— START Provided entries —

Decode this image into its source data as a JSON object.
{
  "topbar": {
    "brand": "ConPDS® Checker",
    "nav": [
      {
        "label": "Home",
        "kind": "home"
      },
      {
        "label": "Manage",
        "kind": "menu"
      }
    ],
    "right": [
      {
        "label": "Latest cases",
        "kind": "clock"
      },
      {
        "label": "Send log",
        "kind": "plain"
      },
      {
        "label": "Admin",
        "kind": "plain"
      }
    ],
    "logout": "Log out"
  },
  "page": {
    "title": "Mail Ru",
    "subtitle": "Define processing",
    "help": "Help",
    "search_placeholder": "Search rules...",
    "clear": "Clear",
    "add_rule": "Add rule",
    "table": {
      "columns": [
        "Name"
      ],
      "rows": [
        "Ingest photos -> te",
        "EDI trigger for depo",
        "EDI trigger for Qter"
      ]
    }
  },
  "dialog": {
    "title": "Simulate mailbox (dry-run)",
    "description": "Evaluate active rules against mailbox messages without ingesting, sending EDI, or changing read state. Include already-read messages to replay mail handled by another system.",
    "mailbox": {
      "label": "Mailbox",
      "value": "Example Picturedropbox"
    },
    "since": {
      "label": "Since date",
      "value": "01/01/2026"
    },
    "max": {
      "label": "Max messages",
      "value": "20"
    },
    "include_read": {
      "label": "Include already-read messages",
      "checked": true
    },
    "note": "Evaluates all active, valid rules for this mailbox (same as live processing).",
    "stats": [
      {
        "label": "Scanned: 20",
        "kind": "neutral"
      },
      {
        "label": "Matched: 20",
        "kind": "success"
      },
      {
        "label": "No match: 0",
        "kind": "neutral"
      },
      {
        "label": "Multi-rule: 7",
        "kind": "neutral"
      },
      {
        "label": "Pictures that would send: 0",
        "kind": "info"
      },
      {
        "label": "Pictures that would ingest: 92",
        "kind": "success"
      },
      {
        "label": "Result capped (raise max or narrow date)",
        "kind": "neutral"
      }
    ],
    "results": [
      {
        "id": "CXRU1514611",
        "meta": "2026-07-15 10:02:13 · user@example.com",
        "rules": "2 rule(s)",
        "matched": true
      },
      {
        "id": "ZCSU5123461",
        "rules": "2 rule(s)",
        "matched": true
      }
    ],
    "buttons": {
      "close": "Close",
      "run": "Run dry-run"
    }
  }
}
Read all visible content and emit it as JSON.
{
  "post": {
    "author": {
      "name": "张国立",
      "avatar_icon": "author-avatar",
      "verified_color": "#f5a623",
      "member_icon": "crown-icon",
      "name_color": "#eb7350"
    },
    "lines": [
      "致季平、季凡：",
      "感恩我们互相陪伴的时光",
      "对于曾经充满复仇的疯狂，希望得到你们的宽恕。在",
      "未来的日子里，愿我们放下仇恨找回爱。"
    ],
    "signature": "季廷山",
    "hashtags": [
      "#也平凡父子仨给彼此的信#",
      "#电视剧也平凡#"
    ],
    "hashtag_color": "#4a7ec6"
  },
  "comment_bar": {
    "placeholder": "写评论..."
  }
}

— END Provided entries —

Exercise task: Copy only this span: the line that contains "Read all visible content and emit it as JSON.", the last line, and every line between them.

Full answer:
Read all visible content and emit it as JSON.
{
  "post": {
    "author": {
      "name": "张国立",
      "avatar_icon": "author-avatar",
      "verified_color": "#f5a623",
      "member_icon": "crown-icon",
      "name_color": "#eb7350"
    },
    "lines": [
      "致季平、季凡：",
      "感恩我们互相陪伴的时光",
      "对于曾经充满复仇的疯狂，希望得到你们的宽恕。在",
      "未来的日子里，愿我们放下仇恨找回爱。"
    ],
    "signature": "季廷山",
    "hashtags": [
      "#也平凡父子仨给彼此的信#",
      "#电视剧也平凡#"
    ],
    "hashtag_color": "#4a7ec6"
  },
  "comment_bar": {
    "placeholder": "写评论..."
  }
}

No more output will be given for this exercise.